**Exercise description**
Could you print all the entries exactly?

**Data section**
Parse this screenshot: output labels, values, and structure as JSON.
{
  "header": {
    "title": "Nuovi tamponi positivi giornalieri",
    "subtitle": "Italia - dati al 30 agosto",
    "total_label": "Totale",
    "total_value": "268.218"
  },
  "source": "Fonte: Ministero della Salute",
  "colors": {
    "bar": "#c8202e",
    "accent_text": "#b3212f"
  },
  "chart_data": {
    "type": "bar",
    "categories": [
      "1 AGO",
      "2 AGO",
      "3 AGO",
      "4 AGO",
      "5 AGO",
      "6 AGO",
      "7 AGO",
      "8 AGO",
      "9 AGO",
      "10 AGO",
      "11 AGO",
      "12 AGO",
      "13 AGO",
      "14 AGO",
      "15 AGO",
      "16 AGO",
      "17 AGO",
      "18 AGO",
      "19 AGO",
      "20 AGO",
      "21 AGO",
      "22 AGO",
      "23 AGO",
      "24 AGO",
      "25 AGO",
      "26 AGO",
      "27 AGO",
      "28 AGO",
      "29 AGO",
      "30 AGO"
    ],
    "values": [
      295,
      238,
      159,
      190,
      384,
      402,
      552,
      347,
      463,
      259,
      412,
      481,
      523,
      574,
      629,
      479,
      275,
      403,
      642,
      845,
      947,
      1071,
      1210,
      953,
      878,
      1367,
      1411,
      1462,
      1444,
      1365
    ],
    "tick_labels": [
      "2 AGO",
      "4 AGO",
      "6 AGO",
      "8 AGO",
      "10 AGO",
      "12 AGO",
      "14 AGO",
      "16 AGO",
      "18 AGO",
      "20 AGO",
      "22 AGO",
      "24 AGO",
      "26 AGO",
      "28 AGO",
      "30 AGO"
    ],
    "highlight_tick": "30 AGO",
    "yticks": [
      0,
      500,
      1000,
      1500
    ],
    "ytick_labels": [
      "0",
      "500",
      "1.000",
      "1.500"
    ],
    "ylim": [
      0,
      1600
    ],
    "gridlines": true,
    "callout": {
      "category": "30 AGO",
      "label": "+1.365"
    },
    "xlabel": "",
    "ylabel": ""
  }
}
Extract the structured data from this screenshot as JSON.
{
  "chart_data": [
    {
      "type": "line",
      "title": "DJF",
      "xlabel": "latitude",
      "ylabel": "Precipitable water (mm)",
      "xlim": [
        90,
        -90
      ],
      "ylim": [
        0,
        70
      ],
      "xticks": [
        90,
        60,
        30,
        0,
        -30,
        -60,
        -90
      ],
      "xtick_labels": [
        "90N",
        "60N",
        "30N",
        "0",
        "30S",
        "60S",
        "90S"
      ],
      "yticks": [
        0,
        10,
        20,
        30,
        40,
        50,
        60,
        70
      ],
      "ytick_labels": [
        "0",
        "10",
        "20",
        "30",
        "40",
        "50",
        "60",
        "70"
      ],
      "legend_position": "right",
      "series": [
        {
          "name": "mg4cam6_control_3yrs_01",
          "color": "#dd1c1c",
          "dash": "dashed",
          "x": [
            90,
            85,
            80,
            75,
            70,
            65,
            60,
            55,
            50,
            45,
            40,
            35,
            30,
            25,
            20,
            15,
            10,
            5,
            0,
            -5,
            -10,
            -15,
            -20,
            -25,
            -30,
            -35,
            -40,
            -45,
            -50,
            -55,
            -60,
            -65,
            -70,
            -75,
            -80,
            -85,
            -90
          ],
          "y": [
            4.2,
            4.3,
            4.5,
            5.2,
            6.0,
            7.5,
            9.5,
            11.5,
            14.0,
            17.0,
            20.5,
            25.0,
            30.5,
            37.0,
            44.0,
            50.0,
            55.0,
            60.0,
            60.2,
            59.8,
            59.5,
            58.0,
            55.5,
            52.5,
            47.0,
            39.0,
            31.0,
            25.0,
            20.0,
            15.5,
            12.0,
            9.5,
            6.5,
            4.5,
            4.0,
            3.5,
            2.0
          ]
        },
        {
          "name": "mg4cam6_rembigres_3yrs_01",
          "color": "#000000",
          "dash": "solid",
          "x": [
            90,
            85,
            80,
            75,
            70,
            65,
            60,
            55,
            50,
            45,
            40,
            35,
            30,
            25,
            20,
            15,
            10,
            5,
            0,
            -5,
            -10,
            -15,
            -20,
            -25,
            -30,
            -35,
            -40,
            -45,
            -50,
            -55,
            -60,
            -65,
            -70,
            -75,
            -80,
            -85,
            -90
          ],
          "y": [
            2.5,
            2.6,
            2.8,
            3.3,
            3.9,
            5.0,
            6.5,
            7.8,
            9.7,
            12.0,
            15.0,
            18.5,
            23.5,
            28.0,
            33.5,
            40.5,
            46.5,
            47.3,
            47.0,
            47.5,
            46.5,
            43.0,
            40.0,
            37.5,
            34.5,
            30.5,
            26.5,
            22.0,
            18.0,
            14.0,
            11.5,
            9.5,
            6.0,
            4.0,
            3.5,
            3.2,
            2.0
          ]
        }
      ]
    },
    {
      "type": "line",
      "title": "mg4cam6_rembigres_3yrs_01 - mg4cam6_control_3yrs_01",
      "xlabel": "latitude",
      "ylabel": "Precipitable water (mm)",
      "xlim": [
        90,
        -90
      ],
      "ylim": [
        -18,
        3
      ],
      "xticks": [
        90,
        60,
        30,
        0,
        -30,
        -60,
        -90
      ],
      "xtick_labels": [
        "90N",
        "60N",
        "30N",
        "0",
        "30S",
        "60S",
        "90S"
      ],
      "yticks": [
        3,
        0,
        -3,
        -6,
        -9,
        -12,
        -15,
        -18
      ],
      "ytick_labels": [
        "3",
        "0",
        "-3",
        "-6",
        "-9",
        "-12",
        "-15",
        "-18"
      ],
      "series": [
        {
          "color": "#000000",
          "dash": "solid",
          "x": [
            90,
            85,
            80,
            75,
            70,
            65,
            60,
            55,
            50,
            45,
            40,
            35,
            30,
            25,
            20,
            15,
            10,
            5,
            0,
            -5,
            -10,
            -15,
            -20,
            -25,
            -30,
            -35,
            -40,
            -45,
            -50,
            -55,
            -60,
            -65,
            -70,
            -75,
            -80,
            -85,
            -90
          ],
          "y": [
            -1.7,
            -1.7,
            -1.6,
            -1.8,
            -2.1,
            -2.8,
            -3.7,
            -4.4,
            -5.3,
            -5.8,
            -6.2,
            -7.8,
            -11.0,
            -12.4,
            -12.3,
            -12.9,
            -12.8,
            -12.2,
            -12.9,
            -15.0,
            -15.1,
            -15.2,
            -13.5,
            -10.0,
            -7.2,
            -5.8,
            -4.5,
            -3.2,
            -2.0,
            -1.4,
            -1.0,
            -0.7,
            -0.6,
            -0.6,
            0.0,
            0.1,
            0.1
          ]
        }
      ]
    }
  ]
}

**Result below**
Parse this screenshot: output labels, values, and structure as JSON.
{
  "header": {
    "title": "Nuovi tamponi positivi giornalieri",
    "subtitle": "Italia - dati al 30 agosto",
    "total_label": "Totale",
    "total_value": "268.218"
  },
  "source": "Fonte: Ministero della Salute",
  "colors": {
    "bar": "#c8202e",
    "accent_text": "#b3212f"
  },
  "chart_data": {
    "type": "bar",
    "categories": [
      "1 AGO",
      "2 AGO",
      "3 AGO",
      "4 AGO",
      "5 AGO",
      "6 AGO",
      "7 AGO",
      "8 AGO",
      "9 AGO",
      "10 AGO",
      "11 AGO",
      "12 AGO",
      "13 AGO",
      "14 AGO",
      "15 AGO",
      "16 AGO",
      "17 AGO",
      "18 AGO",
      "19 AGO",
      "20 AGO",
      "21 AGO",
      "22 AGO",
      "23 AGO",
      "24 AGO",
      "25 AGO",
      "26 AGO",
      "27 AGO",
      "28 AGO",
      "29 AGO",
      "30 AGO"
    ],
    "values": [
      295,
      238,
      159,
      190,
      384,
      402,
      552,
      347,
      463,
      259,
      412,
      481,
      523,
      574,
      629,
      479,
      275,
      403,
      642,
      845,
      947,
      1071,
      1210,
      953,
      878,
      1367,
      1411,
      1462,
      1444,
      1365
    ],
    "tick_labels": [
      "2 AGO",
      "4 AGO",
      "6 AGO",
      "8 AGO",
      "10 AGO",
      "12 AGO",
      "14 AGO",
      "16 AGO",
      "18 AGO",
      "20 AGO",
      "22 AGO",
      "24 AGO",
      "26 AGO",
      "28 AGO",
      "30 AGO"
    ],
    "highlight_tick": "30 AGO",
    "yticks": [
      0,
      500,
      1000,
      1500
    ],
    "ytick_labels": [
      "0",
      "500",
      "1.000",
      "1.500"
    ],
    "ylim": [
      0,
      1600
    ],
    "gridlines": true,
    "callout": {
      "category": "30 AGO",
      "label": "+1.365"
    },
    "xlabel": "",
    "ylabel": ""
  }
}
Extract the structured data from this screenshot as JSON.
{
  "chart_data": [
    {
      "type": "line",
      "title": "DJF",
      "xlabel": "latitude",
      "ylabel": "Precipitable water (mm)",
      "xlim": [
        90,
        -90
      ],
      "ylim": [
        0,
        70
      ],
      "xticks": [
        90,
        60,
        30,
        0,
        -30,
        -60,
        -90
      ],
      "xtick_labels": [
        "90N",
        "60N",
        "30N",
        "0",
        "30S",
        "60S",
        "90S"
      ],
      "yticks": [
        0,
        10,
        20,
        30,
        40,
        50,
        60,
        70
      ],
      "ytick_labels": [
        "0",
        "10",
        "20",
        "30",
        "40",
        "50",
        "60",
        "70"
      ],
      "legend_position": "right",
      "series": [
        {
          "name": "mg4cam6_control_3yrs_01",
          "color": "#dd1c1c",
          "dash": "dashed",
          "x": [
            90,
            85,
            80,
            75,
            70,
            65,
            60,
            55,
            50,
            45,
            40,
            35,
            30,
            25,
            20,
            15,
            10,
            5,
            0,
            -5,
            -10,
            -15,
            -20,
            -25,
            -30,
            -35,
            -40,
            -45,
            -50,
            -55,
            -60,
            -65,
            -70,
            -75,
            -80,
            -85,
            -90
          ],
          "y": [
            4.2,
            4.3,
            4.5,
            5.2,
            6.0,
            7.5,
            9.5,
            11.5,
            14.0,
            17.0,
            20.5,
            25.0,
            30.5,
            37.0,
            44.0,
            50.0,
            55.0,
            60.0,
            60.2,
            59.8,
            59.5,
            58.0,
            55.5,
            52.5,
            47.0,
            39.0,
            31.0,
            25.0,
            20.0,
            15.5,
            12.0,
            9.5,
            6.5,
            4.5,
            4.0,
            3.5,
            2.0
          ]
        },
        {
          "name": "mg4cam6_rembigres_3yrs_01",
          "color": "#000000",
          "dash": "solid",
          "x": [
            90,
            85,
            80,
            75,
            70,
            65,
            60,
            55,
            50,
            45,
            40,
            35,
            30,
            25,
            20,
            15,
            10,
            5,
            0,
            -5,
            -10,
            -15,
            -20,
            -25,
            -30,
            -35,
            -40,
            -45,
            -50,
            -55,
            -60,
            -65,
            -70,
            -75,
            -80,
            -85,
            -90
          ],
          "y": [
            2.5,
            2.6,
            2.8,
            3.3,
            3.9,
            5.0,
            6.5,
            7.8,
            9.7,
            12.0,
            15.0,
            18.5,
            23.5,
            28.0,
            33.5,
            40.5,
            46.5,
            47.3,
            47.0,
            47.5,
            46.5,
            43.0,
            40.0,
            37.5,
            34.5,
            30.5,
            26.5,
            22.0,
            18.0,
            14.0,
            11.5,
            9.5,
            6.0,
            4.0,
            3.5,
            3.2,
            2.0
          ]
        }
      ]
    },
    {
      "type": "line",
      "title": "mg4cam6_rembigres_3yrs_01 - mg4cam6_control_3yrs_01",
      "xlabel": "latitude",
      "ylabel": "Precipitable water (mm)",
      "xlim": [
        90,
        -90
      ],
      "ylim": [
        -18,
        3
      ],
      "xticks": [
        90,
        60,
        30,
        0,
        -30,
        -60,
        -90
      ],
      "xtick_labels": [
        "90N",
        "60N",
        "30N",
        "0",
        "30S",
        "60S",
        "90S"
      ],
      "yticks": [
        3,
        0,
        -3,
        -6,
        -9,
        -12,
        -15,
        -18
      ],
      "ytick_labels": [
        "3",
        "0",
        "-3",
        "-6",
        "-9",
        "-12",
        "-15",
        "-18"
      ],
      "series": [
        {
          "color": "#000000",
          "dash": "solid",
          "x": [
            90,
            85,
            80,
            75,
            70,
            65,
            60,
            55,
            50,
            45,
            40,
            35,
            30,
            25,
            20,
            15,
            10,
            5,
            0,
            -5,
            -10,
            -15,
            -20,
            -25,
            -30,
            -35,
            -40,
            -45,
            -50,
            -55,
            -60,
            -65,
            -70,
            -75,
            -80,
            -85,
            -90
          ],
          "y": [
            -1.7,
            -1.7,
            -1.6,
            -1.8,
            -2.1,
            -2.8,
            -3.7,
            -4.4,
            -5.3,
            -5.8,
            -6.2,
            -7.8,
            -11.0,
            -12.4,
            -12.3,
            -12.9,
            -12.8,
            -12.2,
            -12.9,
            -15.0,
            -15.1,
            -15.2,
            -13.5,
            -10.0,
            -7.2,
            -5.8,
            -4.5,
            -3.2,
            -2.0,
            -1.4,
            -1.0,
            -0.7,
            -0.6,
            -0.6,
            0.0,
            0.1,
            0.1
          ]
        }
      ]
    }
  ]
}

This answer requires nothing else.